* **WHAT YOU ARE ASKED TO DO**
Exactly as they appear, output all of the entries.

--- STORED RECORDS ---

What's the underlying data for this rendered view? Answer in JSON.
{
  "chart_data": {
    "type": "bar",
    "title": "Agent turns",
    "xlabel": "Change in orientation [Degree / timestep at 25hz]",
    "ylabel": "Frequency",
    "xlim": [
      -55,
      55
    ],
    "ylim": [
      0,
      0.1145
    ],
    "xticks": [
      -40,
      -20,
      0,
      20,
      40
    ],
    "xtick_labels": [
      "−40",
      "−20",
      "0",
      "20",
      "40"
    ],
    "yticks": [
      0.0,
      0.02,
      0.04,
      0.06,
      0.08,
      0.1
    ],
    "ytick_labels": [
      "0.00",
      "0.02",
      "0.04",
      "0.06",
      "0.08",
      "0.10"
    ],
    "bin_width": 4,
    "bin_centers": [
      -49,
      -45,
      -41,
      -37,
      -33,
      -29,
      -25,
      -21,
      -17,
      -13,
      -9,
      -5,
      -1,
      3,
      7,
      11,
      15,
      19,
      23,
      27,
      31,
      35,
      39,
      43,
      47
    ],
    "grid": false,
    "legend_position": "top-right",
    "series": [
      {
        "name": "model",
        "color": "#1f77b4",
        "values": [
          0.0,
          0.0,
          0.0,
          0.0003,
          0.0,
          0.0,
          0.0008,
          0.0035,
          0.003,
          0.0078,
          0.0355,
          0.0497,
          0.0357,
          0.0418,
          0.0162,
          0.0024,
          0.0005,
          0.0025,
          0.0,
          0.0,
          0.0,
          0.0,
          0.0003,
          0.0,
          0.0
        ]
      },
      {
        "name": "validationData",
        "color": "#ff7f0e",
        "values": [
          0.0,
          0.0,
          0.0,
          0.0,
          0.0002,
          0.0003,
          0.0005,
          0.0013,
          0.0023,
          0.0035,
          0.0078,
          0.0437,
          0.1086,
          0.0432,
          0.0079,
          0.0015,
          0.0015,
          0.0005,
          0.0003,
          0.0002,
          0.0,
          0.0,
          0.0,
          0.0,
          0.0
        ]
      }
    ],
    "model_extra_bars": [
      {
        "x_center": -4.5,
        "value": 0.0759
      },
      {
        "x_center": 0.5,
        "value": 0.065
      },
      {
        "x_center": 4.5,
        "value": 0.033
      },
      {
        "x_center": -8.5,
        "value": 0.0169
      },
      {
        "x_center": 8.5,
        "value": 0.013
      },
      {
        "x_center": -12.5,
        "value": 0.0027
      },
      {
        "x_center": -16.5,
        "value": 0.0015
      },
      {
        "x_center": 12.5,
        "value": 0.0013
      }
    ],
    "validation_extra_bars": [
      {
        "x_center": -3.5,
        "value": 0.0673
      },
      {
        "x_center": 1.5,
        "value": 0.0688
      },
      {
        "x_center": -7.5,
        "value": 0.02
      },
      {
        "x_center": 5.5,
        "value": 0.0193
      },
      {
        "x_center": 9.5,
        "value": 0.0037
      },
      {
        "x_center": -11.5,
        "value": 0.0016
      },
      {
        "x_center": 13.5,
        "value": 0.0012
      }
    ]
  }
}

---

* **OUTPUT FOR THIS EXERCISE**
What's the underlying data for this rendered view? Answer in JSON.
{
  "chart_data": {
    "type": "bar",
    "title": "Agent turns",
    "xlabel": "Change in orientation [Degree / timestep at 25hz]",
    "ylabel": "Frequency",
    "xlim": [
      -55,
      55
    ],
    "ylim": [
      0,
      0.1145
    ],
    "xticks": [
      -40,
      -20,
      0,
      20,
      40
    ],
    "xtick_labels": [
      "−40",
      "−20",
      "0",
      "20",
      "40"
    ],
    "yticks": [
      0.0,
      0.02,
      0.04,
      0.06,
      0.08,
      0.1
    ],
    "ytick_labels": [
      "0.00",
      "0.02",
      "0.04",
      "0.06",
      "0.08",
      "0.10"
    ],
    "bin_width": 4,
    "bin_centers": [
      -49,
      -45,
      -41,
      -37,
      -33,
      -29,
      -25,
      -21,
      -17,
      -13,
      -9,
      -5,
      -1,
      3,
      7,
      11,
      15,
      19,
      23,
      27,
      31,
      35,
      39,
      43,
      47
    ],
    "grid": false,
    "legend_position": "top-right",
    "series": [
      {
        "name": "model",
        "color": "#1f77b4",
        "values": [
          0.0,
          0.0,
          0.0,
          0.0003,
          0.0,
          0.0,
          0.0008,
          0.0035,
          0.003,
          0.0078,
          0.0355,
          0.0497,
          0.0357,
          0.0418,
          0.0162,
          0.0024,
          0.0005,
          0.0025,
          0.0,
          0.0,
          0.0,
          0.0,
          0.0003,
          0.0,
          0.0
        ]
      },
      {
        "name": "validationData",
        "color": "#ff7f0e",
        "values": [
          0.0,
          0.0,
          0.0,
          0.0,
          0.0002,
          0.0003,
          0.0005,
          0.0013,
          0.0023,
          0.0035,
          0.0078,
          0.0437,
          0.1086,
          0.0432,
          0.0079,
          0.0015,
          0.0015,
          0.0005,
          0.0003,
          0.0002,
          0.0,
          0.0,
          0.0,
          0.0,
          0.0
        ]
      }
    ],
    "model_extra_bars": [
      {
        "x_center": -4.5,
        "value": 0.0759
      },
      {
        "x_center": 0.5,
        "value": 0.065
      },
      {
        "x_center": 4.5,
        "value": 0.033
      },
      {
        "x_center": -8.5,
        "value": 0.0169
      },
      {
        "x_center": 8.5,
        "value": 0.013
      },
      {
        "x_center": -12.5,
        "value": 0.0027
      },
      {
        "x_center": -16.5,
        "value": 0.0015
      },
      {
        "x_center": 12.5,
        "value": 0.0013
      }
    ],
    "validation_extra_bars": [
      {
        "x_center": -3.5,
        "value": 0.0673
      },
      {
        "x_center": 1.5,
        "value": 0.0688
      },
      {
        "x_center": -7.5,
        "value": 0.02
      },
      {
        "x_center": 5.5,
        "value": 0.0193
      },
      {
        "x_center": 9.5,
        "value": 0.0037
      },
      {
        "x_center": -11.5,
        "value": 0.0016
      },
      {
        "x_center": 13.5,
        "value": 0.0012
      }
    ]
  }
}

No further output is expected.